■ **The exercise**
Pull each line holding "title" out of the entries below.
··········
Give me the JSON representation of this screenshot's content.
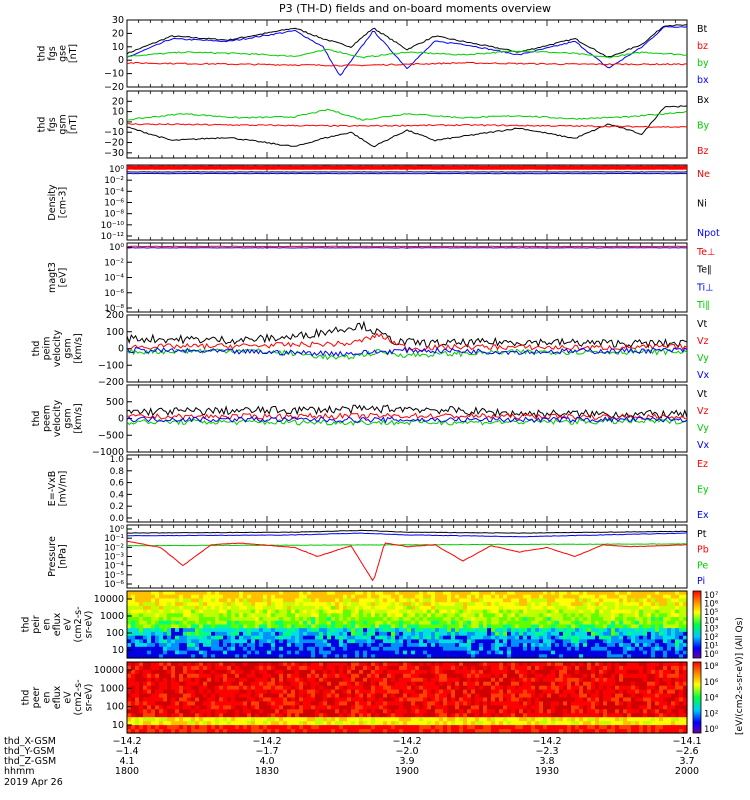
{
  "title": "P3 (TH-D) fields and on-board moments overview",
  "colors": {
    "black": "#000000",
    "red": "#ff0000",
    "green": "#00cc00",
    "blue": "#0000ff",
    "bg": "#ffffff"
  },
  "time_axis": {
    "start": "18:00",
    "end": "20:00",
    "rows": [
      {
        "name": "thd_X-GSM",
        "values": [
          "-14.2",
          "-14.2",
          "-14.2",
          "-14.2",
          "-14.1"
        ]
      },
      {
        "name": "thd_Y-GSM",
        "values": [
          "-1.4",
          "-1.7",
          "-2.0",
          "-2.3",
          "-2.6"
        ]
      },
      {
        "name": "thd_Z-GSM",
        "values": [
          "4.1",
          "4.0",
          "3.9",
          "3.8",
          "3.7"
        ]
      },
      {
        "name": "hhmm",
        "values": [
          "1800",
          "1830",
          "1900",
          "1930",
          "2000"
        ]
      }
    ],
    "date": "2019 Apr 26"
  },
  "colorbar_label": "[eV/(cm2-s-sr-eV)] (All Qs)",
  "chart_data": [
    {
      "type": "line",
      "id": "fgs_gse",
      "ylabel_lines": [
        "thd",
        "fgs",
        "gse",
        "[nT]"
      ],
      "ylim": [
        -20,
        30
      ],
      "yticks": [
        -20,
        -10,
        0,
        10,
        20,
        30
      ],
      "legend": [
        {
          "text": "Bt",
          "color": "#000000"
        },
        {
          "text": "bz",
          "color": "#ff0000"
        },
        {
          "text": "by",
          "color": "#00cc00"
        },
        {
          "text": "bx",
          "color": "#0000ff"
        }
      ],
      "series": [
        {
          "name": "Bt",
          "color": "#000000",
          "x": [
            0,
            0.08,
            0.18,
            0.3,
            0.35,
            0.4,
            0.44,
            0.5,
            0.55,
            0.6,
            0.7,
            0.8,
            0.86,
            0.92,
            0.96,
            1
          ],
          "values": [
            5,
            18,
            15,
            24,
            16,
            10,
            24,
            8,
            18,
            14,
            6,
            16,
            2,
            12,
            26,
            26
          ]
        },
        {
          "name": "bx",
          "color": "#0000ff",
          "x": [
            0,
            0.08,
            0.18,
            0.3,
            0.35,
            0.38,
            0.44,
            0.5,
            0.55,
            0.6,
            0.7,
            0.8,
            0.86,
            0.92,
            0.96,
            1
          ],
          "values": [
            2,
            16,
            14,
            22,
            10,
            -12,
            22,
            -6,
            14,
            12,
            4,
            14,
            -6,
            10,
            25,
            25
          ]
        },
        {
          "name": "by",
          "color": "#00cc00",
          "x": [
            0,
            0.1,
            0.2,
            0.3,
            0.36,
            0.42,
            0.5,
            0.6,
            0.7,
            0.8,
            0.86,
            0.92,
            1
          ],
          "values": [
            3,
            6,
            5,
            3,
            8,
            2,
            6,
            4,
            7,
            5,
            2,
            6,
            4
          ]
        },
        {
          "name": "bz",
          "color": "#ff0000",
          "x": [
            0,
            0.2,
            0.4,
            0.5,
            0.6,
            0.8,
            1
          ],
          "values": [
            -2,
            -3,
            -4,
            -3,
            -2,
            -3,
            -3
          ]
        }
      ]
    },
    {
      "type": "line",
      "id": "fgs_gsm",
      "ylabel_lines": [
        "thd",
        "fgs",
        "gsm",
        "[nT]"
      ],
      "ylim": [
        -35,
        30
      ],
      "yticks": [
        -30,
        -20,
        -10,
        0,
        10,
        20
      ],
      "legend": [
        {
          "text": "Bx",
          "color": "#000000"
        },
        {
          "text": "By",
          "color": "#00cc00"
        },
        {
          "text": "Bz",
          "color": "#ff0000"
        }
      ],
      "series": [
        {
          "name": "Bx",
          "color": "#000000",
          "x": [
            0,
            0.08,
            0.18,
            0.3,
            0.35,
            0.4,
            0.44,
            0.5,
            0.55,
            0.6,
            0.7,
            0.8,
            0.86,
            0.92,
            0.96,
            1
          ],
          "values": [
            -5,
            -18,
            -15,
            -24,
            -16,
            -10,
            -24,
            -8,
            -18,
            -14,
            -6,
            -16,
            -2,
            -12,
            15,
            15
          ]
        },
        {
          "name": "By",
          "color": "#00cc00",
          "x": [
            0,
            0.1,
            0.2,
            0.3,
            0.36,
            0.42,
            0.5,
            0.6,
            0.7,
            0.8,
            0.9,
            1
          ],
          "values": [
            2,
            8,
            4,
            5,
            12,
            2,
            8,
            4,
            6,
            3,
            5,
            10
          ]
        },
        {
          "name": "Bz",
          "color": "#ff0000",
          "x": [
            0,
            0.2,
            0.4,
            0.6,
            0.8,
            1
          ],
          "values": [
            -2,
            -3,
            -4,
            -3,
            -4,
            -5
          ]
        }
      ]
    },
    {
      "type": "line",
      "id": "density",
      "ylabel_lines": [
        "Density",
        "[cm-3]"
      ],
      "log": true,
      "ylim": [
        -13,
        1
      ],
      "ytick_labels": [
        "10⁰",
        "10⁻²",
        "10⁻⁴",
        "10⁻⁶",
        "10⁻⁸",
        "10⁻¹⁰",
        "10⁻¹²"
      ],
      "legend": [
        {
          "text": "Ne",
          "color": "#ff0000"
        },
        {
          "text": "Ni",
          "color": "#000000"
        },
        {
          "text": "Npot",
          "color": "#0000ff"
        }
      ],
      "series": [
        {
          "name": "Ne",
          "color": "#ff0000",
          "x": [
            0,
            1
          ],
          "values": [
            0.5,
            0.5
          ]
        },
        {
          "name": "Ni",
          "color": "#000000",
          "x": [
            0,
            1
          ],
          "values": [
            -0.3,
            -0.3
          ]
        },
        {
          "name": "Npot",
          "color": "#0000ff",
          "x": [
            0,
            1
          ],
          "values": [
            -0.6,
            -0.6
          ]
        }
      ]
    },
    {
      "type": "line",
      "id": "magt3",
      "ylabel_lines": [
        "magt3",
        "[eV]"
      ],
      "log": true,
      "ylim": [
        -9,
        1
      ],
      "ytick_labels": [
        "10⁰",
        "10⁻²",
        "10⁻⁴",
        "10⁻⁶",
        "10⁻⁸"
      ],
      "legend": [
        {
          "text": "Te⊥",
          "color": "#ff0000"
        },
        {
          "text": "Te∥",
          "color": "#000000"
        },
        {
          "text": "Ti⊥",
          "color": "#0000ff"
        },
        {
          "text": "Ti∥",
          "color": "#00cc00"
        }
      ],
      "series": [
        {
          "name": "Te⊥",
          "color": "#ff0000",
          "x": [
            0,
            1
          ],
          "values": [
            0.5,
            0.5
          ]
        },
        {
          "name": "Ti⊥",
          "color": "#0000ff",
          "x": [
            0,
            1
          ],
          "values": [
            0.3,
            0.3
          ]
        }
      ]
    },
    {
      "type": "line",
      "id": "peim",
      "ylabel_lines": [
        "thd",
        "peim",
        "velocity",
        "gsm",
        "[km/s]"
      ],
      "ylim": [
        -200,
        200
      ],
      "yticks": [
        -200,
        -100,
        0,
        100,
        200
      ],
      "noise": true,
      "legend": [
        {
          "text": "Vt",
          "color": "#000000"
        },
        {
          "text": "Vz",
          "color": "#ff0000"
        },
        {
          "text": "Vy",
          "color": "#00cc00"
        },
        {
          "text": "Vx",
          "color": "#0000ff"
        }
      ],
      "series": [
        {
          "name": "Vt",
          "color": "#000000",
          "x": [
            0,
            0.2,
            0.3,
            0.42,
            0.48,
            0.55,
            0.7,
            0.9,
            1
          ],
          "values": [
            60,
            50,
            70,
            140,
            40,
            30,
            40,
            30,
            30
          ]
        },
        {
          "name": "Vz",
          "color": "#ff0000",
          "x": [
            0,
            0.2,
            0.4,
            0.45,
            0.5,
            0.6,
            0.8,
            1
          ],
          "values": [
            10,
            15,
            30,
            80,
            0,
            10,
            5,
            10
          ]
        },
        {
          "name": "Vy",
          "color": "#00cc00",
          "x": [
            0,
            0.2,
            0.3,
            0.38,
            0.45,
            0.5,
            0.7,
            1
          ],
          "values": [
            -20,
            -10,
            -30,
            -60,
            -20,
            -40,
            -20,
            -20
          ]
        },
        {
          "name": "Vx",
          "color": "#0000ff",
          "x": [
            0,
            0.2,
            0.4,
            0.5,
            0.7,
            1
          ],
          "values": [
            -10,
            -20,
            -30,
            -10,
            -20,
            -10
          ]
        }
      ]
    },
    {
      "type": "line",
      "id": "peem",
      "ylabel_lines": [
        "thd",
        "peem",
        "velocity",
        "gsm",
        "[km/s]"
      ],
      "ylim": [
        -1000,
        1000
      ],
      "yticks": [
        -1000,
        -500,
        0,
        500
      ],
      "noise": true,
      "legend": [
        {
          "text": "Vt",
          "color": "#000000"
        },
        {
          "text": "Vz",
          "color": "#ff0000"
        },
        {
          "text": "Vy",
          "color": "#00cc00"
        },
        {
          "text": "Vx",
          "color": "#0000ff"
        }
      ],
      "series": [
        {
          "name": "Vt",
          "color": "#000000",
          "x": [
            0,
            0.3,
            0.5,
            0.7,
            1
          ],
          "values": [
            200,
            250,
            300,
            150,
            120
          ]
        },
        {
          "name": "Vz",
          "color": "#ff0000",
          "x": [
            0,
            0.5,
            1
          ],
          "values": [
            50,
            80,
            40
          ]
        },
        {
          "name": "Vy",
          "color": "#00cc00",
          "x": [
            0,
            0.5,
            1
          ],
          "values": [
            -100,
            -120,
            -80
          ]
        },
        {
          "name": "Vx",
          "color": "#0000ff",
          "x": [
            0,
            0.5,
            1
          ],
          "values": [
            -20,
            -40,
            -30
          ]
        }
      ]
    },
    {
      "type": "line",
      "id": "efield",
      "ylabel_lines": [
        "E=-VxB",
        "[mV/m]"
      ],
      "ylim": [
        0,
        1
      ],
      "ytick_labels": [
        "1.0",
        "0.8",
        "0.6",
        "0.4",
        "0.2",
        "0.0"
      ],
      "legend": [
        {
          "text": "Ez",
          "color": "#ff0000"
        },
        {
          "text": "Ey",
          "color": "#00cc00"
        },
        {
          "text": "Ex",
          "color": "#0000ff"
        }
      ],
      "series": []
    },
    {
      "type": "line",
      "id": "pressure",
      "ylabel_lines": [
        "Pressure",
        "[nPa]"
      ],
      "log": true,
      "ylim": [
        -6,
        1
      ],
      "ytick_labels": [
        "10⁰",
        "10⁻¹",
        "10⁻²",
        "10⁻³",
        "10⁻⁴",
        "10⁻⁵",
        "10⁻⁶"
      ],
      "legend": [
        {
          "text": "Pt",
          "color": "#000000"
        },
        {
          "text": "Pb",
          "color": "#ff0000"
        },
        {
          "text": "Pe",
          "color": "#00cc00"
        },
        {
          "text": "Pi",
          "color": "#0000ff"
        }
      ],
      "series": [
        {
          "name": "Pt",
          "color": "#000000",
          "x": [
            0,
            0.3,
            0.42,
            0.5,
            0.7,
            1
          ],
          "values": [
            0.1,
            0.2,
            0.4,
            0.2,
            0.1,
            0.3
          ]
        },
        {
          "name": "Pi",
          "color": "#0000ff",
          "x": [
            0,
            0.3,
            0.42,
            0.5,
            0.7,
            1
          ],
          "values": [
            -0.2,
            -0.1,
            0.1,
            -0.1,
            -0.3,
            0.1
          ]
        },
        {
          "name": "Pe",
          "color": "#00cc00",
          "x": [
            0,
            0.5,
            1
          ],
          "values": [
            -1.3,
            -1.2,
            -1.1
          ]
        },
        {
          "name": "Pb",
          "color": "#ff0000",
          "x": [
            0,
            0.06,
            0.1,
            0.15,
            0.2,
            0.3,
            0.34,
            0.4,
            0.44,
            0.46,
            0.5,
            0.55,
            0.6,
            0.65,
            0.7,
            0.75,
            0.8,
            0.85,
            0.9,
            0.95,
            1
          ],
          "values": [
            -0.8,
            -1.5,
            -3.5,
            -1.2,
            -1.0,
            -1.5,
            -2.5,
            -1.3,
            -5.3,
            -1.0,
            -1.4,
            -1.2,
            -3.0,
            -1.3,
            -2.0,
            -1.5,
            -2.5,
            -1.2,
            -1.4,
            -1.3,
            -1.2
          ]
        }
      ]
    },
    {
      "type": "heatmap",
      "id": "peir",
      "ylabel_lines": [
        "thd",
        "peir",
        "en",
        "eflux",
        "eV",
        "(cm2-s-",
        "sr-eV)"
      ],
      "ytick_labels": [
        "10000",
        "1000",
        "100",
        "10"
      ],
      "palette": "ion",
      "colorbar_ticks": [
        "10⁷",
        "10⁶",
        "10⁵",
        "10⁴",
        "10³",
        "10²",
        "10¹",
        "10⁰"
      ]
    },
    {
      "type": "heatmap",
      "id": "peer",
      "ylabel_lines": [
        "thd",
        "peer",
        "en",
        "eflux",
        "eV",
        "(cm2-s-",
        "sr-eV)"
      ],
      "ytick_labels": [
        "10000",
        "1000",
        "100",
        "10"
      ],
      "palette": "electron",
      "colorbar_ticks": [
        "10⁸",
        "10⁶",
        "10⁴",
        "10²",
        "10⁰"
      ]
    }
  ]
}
··········
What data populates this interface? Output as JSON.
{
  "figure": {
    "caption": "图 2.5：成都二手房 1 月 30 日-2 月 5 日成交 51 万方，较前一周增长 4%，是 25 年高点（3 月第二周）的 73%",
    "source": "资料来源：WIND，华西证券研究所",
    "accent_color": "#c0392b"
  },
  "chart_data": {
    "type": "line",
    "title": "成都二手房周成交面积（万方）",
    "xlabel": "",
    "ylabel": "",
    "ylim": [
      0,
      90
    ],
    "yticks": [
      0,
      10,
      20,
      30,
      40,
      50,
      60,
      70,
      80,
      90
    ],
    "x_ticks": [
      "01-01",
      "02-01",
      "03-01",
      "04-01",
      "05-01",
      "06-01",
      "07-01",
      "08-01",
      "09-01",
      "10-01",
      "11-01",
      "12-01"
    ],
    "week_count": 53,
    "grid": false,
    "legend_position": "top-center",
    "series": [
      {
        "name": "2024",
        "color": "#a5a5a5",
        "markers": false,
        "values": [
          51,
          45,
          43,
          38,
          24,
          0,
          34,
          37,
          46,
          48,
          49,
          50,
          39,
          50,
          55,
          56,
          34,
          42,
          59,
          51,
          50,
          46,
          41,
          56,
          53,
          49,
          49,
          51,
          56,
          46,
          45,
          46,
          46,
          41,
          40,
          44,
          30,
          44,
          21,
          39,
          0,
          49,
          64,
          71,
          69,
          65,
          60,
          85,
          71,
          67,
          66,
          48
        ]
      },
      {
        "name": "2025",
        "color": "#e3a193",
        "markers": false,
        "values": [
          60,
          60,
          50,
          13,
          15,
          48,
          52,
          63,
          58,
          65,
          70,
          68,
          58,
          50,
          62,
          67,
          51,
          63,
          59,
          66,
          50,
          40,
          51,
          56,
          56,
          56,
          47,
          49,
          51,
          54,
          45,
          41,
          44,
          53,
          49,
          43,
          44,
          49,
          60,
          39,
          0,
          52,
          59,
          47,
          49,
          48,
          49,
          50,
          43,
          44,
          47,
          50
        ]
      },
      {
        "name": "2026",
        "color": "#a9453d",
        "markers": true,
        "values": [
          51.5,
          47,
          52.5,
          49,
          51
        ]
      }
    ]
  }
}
··········
■ **Output for this task**
  "title": "P3 (TH-D) fields and on-board moments overview",
    "title": "成都二手房周成交面积（万方）",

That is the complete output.